Problem to work on: Copy the lines holding the word "ylabel", all of them.

Given data:

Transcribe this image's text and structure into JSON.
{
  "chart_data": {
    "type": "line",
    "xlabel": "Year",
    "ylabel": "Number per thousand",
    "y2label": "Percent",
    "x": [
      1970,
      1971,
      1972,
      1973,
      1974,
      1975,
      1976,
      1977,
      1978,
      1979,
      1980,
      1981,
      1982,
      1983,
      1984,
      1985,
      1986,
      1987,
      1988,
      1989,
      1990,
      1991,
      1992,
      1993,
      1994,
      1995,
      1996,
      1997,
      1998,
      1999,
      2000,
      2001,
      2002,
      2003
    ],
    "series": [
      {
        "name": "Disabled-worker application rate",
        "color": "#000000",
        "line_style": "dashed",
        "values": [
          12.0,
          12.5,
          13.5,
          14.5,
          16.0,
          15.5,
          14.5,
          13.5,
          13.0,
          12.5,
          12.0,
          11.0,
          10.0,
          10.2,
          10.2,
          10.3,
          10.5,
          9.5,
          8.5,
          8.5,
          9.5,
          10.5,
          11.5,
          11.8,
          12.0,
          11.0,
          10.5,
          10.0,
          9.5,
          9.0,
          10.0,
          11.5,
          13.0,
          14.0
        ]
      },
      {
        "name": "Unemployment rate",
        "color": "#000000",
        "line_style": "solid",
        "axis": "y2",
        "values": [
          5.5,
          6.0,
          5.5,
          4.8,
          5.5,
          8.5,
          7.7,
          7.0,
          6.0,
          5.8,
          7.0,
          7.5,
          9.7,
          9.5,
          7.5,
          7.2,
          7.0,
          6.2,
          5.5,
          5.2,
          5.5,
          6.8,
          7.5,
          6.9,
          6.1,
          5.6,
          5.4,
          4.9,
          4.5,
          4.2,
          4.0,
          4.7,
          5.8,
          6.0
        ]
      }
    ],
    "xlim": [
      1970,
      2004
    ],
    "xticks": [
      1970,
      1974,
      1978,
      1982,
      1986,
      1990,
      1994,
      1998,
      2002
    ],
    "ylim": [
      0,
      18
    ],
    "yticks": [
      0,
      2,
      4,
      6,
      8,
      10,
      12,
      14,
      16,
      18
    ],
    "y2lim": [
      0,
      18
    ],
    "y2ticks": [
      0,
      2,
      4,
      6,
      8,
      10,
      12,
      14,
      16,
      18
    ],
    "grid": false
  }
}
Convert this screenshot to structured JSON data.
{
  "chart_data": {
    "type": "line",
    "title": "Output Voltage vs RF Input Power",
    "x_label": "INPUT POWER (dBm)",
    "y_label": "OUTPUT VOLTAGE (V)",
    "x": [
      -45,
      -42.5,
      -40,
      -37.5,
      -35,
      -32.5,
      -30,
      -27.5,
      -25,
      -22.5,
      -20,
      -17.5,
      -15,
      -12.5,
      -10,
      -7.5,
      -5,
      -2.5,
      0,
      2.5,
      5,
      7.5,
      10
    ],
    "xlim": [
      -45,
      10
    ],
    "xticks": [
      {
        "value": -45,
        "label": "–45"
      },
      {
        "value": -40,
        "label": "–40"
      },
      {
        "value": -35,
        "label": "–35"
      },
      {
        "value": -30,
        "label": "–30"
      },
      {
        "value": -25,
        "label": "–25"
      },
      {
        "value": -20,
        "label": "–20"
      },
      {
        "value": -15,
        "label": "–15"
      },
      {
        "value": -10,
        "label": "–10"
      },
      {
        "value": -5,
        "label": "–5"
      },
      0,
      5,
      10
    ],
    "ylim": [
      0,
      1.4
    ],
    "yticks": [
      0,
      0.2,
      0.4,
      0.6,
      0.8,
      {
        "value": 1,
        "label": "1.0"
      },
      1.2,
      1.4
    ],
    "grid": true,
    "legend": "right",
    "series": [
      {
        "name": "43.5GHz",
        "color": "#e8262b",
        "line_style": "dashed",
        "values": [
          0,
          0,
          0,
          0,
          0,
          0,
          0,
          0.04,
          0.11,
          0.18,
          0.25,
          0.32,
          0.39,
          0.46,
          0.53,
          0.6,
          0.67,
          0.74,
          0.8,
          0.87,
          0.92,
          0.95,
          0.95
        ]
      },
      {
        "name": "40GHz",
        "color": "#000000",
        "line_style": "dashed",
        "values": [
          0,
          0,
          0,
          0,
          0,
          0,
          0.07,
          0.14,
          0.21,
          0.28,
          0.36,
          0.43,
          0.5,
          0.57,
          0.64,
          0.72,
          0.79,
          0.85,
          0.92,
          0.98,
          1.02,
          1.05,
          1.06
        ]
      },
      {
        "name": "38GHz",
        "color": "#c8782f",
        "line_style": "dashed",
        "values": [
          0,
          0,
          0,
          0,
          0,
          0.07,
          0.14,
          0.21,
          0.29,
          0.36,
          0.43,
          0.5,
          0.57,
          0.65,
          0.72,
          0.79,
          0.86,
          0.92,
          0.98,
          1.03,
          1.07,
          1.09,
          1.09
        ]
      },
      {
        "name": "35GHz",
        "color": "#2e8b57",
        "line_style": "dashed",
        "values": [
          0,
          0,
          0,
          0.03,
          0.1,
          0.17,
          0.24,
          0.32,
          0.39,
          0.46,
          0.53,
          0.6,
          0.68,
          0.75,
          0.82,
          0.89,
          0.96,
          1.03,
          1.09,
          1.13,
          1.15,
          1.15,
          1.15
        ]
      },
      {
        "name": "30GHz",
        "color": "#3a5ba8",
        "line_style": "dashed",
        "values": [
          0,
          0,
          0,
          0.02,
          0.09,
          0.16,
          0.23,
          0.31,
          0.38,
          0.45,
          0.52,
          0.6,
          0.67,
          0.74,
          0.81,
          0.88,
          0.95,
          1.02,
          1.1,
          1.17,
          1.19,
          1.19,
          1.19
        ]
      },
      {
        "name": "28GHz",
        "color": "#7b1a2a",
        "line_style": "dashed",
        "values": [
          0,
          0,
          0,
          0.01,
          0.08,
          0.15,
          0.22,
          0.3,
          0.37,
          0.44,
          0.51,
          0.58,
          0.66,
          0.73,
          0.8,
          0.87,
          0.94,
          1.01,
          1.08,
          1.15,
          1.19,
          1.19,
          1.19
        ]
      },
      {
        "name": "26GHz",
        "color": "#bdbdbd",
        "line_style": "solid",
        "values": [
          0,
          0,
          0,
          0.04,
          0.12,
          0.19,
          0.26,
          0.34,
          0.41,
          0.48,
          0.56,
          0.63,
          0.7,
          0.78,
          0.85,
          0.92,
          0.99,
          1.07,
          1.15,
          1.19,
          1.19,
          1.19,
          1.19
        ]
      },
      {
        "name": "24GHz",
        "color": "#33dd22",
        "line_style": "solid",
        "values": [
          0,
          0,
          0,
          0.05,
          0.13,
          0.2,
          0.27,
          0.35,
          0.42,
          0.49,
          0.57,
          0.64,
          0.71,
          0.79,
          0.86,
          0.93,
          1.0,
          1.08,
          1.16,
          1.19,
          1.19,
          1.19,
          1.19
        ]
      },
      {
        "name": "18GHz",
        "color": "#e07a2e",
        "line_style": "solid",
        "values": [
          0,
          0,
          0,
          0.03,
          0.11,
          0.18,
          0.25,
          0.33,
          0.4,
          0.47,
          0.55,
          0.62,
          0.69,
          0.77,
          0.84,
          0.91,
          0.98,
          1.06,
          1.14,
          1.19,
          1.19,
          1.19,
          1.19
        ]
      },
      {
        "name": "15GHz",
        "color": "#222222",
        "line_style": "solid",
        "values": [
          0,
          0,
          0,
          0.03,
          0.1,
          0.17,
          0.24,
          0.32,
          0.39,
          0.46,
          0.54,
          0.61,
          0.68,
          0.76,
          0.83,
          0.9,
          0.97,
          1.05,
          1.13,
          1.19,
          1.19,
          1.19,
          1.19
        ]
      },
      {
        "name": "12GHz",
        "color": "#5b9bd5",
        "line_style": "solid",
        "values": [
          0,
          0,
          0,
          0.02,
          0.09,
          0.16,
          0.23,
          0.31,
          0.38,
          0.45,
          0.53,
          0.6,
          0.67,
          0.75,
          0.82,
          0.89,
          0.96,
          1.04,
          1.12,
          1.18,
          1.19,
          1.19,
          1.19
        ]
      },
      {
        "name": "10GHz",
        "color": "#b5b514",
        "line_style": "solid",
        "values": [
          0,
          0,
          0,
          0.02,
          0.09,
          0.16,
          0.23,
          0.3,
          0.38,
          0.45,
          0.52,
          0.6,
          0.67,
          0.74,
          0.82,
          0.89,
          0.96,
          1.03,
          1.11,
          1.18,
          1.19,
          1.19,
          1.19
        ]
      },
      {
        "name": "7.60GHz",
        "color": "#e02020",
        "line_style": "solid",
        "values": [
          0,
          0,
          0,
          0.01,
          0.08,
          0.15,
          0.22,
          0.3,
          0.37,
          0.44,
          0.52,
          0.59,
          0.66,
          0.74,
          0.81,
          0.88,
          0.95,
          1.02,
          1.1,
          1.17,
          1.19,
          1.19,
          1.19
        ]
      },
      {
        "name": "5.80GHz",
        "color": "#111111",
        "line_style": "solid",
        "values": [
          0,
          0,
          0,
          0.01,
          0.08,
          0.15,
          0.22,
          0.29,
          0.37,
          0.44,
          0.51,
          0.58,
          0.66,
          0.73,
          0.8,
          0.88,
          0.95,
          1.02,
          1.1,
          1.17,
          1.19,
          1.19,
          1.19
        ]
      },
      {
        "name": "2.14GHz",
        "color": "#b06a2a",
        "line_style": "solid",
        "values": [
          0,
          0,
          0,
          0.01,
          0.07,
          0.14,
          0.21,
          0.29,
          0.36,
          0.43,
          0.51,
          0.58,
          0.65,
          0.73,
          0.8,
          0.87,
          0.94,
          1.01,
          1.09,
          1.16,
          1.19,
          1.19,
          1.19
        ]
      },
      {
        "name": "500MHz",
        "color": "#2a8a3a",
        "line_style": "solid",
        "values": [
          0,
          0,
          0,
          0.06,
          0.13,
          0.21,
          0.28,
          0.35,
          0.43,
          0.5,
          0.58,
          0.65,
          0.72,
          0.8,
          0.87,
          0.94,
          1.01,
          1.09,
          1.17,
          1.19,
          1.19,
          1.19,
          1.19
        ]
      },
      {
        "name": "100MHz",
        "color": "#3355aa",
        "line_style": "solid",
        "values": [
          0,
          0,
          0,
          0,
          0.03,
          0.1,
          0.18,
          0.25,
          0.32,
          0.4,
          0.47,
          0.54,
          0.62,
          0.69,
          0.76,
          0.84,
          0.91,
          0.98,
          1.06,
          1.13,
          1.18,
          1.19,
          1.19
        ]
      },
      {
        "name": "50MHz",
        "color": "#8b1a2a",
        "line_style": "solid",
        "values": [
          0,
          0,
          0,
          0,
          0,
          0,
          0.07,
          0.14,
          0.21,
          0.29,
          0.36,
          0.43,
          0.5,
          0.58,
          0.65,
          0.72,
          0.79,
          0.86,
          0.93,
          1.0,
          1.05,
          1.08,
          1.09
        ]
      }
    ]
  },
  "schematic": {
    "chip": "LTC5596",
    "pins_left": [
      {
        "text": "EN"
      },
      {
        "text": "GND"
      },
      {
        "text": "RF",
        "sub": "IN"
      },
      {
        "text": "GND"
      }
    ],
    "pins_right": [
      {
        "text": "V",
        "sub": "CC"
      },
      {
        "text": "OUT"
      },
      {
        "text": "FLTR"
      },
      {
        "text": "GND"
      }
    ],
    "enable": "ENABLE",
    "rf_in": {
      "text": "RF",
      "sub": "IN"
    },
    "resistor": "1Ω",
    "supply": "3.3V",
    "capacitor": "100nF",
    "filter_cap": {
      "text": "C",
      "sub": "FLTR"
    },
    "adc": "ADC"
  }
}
--
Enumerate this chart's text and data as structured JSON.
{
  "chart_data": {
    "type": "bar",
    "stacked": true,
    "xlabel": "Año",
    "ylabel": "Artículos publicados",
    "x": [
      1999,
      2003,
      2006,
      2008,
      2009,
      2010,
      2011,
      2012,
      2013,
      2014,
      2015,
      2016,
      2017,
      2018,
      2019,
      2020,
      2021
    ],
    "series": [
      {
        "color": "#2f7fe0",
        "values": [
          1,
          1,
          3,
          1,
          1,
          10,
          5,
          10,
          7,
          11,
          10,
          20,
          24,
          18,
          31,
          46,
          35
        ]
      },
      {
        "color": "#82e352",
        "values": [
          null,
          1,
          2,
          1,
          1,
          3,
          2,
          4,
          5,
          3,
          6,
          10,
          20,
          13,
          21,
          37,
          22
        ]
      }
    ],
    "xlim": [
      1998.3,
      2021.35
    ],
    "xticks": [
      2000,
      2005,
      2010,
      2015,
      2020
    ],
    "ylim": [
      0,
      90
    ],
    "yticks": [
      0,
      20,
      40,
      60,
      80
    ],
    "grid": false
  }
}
==
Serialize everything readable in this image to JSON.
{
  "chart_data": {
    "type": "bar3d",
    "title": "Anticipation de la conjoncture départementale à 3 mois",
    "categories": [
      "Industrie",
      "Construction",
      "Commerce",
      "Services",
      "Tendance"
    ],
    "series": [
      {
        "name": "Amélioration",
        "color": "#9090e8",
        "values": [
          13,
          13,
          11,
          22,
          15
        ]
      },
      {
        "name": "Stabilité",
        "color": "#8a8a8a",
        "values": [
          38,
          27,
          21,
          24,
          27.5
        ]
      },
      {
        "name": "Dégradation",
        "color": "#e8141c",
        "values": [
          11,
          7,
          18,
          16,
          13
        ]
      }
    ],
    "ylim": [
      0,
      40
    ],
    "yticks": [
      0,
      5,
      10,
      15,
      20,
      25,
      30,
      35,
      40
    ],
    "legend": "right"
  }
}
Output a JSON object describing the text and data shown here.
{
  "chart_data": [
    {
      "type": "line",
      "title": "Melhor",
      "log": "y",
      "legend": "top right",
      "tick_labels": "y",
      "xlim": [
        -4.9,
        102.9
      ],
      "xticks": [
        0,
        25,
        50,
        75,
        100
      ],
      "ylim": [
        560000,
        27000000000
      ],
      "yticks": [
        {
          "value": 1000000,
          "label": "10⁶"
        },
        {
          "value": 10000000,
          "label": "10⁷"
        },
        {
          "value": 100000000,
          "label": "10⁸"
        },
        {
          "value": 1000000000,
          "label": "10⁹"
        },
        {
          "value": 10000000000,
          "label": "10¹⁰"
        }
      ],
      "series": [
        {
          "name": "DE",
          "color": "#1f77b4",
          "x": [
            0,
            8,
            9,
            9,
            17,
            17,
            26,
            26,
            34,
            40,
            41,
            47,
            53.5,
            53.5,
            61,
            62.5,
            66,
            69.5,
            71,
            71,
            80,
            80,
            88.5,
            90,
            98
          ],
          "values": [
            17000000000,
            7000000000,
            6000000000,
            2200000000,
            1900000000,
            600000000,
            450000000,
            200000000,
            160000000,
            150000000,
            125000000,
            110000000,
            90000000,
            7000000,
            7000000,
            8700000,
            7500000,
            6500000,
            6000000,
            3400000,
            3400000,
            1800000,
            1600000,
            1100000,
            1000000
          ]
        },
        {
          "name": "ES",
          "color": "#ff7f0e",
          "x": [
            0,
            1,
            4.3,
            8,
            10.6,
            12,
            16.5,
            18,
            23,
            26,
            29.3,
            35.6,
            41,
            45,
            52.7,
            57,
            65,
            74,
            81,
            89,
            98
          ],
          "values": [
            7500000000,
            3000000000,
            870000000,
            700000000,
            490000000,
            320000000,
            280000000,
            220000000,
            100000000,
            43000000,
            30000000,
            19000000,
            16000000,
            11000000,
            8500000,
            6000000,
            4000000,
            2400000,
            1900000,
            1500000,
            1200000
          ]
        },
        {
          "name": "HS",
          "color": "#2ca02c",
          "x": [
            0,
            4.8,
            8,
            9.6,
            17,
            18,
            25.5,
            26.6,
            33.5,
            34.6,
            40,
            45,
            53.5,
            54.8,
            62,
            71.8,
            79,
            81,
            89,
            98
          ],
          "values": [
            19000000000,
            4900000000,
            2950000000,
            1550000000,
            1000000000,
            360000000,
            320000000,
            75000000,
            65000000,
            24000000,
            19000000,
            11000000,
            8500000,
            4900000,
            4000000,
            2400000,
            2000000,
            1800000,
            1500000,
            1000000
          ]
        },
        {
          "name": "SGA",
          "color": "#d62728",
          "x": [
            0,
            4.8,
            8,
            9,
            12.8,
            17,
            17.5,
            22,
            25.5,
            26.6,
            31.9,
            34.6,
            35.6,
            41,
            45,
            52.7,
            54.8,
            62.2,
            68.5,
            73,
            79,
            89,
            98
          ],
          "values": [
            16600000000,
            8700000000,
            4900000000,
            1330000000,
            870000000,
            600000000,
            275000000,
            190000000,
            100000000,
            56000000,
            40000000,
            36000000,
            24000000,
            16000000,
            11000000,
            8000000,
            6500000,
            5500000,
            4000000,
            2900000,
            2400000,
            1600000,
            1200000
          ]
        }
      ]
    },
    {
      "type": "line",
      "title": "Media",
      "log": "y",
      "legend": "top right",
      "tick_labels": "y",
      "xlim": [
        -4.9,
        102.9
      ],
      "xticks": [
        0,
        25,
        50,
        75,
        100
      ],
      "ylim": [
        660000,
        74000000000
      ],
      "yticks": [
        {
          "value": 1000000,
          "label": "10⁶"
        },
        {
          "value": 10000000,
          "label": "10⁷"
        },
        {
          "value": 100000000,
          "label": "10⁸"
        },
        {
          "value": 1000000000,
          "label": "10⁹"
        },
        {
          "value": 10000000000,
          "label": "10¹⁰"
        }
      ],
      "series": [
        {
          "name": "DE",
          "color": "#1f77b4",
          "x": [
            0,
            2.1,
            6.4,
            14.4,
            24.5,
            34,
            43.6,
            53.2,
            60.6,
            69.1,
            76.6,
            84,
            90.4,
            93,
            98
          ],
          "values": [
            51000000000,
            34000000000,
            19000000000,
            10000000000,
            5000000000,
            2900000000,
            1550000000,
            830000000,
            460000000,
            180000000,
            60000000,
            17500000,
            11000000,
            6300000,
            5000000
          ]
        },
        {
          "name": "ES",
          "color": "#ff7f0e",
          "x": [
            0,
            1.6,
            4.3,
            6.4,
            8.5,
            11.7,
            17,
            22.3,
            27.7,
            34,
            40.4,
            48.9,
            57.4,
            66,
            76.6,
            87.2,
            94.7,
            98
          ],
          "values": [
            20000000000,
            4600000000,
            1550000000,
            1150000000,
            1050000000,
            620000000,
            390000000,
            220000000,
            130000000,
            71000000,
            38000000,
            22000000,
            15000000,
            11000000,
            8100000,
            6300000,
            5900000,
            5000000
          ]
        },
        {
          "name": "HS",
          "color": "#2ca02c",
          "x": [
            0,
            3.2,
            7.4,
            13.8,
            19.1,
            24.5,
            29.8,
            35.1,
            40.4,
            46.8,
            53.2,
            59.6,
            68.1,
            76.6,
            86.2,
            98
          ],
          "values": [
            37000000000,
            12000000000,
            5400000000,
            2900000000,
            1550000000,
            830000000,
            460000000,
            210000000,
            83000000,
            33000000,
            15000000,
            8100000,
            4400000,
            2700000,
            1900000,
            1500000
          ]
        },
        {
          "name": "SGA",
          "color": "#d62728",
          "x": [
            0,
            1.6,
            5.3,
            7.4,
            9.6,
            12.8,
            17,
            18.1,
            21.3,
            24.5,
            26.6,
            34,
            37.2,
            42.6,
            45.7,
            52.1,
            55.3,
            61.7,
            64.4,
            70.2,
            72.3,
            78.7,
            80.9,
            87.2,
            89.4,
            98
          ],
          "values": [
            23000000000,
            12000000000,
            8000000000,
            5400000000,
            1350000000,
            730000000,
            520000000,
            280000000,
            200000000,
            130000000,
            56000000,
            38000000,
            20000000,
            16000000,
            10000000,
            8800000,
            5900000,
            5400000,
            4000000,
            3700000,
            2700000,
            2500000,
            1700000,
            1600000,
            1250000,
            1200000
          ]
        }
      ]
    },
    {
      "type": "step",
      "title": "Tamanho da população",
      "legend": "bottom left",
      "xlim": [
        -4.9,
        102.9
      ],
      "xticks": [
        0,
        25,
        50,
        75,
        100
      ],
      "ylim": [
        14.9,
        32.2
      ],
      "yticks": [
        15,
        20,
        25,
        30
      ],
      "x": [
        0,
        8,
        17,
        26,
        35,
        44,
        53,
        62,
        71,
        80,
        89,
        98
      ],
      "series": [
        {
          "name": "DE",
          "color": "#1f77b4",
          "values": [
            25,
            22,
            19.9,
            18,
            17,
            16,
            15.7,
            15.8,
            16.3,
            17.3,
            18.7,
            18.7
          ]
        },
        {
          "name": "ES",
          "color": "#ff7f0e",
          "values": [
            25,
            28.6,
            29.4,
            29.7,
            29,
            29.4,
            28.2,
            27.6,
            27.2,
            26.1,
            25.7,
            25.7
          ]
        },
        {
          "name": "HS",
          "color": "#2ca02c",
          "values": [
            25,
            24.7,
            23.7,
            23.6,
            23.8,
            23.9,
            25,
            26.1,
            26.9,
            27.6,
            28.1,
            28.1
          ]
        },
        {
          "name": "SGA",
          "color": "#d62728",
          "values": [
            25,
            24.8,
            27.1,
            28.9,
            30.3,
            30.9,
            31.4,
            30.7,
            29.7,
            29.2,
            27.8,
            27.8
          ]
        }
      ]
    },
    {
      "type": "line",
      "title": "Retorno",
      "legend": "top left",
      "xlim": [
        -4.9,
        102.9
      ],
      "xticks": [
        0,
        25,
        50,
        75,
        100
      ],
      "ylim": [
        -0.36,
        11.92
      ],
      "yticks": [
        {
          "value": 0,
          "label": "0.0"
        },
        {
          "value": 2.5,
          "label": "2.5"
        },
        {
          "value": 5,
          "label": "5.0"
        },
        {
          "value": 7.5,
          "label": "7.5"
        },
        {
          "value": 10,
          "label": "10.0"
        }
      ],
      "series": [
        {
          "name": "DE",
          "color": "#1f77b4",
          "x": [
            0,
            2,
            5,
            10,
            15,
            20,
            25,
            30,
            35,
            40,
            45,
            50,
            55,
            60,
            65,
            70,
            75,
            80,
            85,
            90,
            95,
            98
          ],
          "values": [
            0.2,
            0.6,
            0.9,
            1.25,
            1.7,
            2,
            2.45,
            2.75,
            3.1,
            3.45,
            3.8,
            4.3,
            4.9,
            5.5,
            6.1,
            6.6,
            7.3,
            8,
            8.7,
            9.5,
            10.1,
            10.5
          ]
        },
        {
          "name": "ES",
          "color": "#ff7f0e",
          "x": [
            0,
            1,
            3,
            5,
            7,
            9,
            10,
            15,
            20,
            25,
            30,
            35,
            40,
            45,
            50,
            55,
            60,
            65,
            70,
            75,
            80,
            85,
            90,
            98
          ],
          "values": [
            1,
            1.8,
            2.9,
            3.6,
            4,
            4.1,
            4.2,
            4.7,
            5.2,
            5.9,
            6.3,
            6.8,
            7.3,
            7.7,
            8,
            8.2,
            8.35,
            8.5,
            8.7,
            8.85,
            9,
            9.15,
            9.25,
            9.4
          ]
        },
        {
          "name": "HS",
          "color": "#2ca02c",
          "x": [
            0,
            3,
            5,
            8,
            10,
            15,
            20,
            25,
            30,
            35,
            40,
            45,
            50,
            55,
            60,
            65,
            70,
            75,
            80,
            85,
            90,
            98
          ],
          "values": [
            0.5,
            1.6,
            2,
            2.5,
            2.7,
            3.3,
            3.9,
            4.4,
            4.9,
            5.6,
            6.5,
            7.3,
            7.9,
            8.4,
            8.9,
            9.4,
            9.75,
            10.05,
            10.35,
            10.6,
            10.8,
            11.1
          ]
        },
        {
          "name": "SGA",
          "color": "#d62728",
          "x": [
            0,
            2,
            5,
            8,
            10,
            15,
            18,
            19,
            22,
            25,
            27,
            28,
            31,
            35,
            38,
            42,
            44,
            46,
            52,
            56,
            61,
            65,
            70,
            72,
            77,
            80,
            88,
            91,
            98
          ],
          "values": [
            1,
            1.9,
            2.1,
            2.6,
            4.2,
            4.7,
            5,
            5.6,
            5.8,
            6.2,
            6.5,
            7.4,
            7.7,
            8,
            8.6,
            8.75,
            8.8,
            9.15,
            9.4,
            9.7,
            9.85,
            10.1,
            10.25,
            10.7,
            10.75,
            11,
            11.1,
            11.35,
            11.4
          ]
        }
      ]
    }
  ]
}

Answer to this exercise:
    "ylabel": "Number per thousand",
    "ylabel": "Artículos publicados",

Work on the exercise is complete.